-- DO THIS --
Would you transcribe all of the data exactly, down to the last character?

═══ DATA LINES

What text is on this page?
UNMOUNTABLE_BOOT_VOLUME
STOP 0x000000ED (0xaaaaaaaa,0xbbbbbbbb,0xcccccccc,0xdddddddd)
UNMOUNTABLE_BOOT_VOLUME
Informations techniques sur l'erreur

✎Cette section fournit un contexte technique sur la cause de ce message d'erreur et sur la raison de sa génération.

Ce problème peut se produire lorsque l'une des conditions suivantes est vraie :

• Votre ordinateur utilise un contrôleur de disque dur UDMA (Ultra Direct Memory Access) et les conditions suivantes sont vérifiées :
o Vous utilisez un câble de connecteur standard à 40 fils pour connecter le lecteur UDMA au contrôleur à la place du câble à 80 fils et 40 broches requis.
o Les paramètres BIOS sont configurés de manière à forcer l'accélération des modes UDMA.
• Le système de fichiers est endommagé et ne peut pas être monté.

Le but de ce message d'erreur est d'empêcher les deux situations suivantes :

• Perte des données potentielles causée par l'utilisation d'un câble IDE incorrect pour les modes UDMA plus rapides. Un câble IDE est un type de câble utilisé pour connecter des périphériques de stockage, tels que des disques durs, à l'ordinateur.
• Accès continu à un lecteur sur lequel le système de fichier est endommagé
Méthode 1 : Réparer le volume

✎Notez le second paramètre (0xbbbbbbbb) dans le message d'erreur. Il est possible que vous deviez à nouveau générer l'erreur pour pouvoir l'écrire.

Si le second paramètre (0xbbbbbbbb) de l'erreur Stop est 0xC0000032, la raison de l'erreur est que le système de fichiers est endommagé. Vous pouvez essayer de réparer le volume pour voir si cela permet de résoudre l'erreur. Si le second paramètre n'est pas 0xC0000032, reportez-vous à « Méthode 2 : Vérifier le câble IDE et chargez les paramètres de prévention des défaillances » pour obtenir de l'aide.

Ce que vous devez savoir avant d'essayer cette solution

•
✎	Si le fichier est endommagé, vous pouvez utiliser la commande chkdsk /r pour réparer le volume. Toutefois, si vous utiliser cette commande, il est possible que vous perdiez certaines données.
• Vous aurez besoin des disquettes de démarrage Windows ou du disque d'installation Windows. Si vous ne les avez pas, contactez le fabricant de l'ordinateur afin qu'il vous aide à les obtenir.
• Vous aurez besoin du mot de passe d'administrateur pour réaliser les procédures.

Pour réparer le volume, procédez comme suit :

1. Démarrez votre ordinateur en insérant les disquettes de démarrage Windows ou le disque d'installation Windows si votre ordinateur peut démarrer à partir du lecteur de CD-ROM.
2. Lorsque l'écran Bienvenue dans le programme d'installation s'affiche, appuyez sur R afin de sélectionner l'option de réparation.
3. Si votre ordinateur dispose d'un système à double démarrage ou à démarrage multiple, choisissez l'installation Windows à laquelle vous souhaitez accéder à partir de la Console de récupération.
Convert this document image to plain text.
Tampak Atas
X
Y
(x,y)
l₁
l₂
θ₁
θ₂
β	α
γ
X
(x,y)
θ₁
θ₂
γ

══════

-- SOLUTION BELOW --
What text is on this page?
UNMOUNTABLE_BOOT_VOLUME
STOP 0x000000ED (0xaaaaaaaa,0xbbbbbbbb,0xcccccccc,0xdddddddd)
UNMOUNTABLE_BOOT_VOLUME
Informations techniques sur l'erreur

✎Cette section fournit un contexte technique sur la cause de ce message d'erreur et sur la raison de sa génération.

Ce problème peut se produire lorsque l'une des conditions suivantes est vraie :

• Votre ordinateur utilise un contrôleur de disque dur UDMA (Ultra Direct Memory Access) et les conditions suivantes sont vérifiées :
o Vous utilisez un câble de connecteur standard à 40 fils pour connecter le lecteur UDMA au contrôleur à la place du câble à 80 fils et 40 broches requis.
o Les paramètres BIOS sont configurés de manière à forcer l'accélération des modes UDMA.
• Le système de fichiers est endommagé et ne peut pas être monté.

Le but de ce message d'erreur est d'empêcher les deux situations suivantes :

• Perte des données potentielles causée par l'utilisation d'un câble IDE incorrect pour les modes UDMA plus rapides. Un câble IDE est un type de câble utilisé pour connecter des périphériques de stockage, tels que des disques durs, à l'ordinateur.
• Accès continu à un lecteur sur lequel le système de fichier est endommagé
Méthode 1 : Réparer le volume

✎Notez le second paramètre (0xbbbbbbbb) dans le message d'erreur. Il est possible que vous deviez à nouveau générer l'erreur pour pouvoir l'écrire.

Si le second paramètre (0xbbbbbbbb) de l'erreur Stop est 0xC0000032, la raison de l'erreur est que le système de fichiers est endommagé. Vous pouvez essayer de réparer le volume pour voir si cela permet de résoudre l'erreur. Si le second paramètre n'est pas 0xC0000032, reportez-vous à « Méthode 2 : Vérifier le câble IDE et chargez les paramètres de prévention des défaillances » pour obtenir de l'aide.

Ce que vous devez savoir avant d'essayer cette solution

•
✎	Si le fichier est endommagé, vous pouvez utiliser la commande chkdsk /r pour réparer le volume. Toutefois, si vous utiliser cette commande, il est possible que vous perdiez certaines données.
• Vous aurez besoin des disquettes de démarrage Windows ou du disque d'installation Windows. Si vous ne les avez pas, contactez le fabricant de l'ordinateur afin qu'il vous aide à les obtenir.
• Vous aurez besoin du mot de passe d'administrateur pour réaliser les procédures.

Pour réparer le volume, procédez comme suit :

1. Démarrez votre ordinateur en insérant les disquettes de démarrage Windows ou le disque d'installation Windows si votre ordinateur peut démarrer à partir du lecteur de CD-ROM.
2. Lorsque l'écran Bienvenue dans le programme d'installation s'affiche, appuyez sur R afin de sélectionner l'option de réparation.
3. Si votre ordinateur dispose d'un système à double démarrage ou à démarrage multiple, choisissez l'installation Windows à laquelle vous souhaitez accéder à partir de la Console de récupération.
Convert this document image to plain text.
Tampak Atas
X
Y
(x,y)
l₁
l₂
θ₁
θ₂
β	α
γ
X
(x,y)
θ₁
θ₂
γ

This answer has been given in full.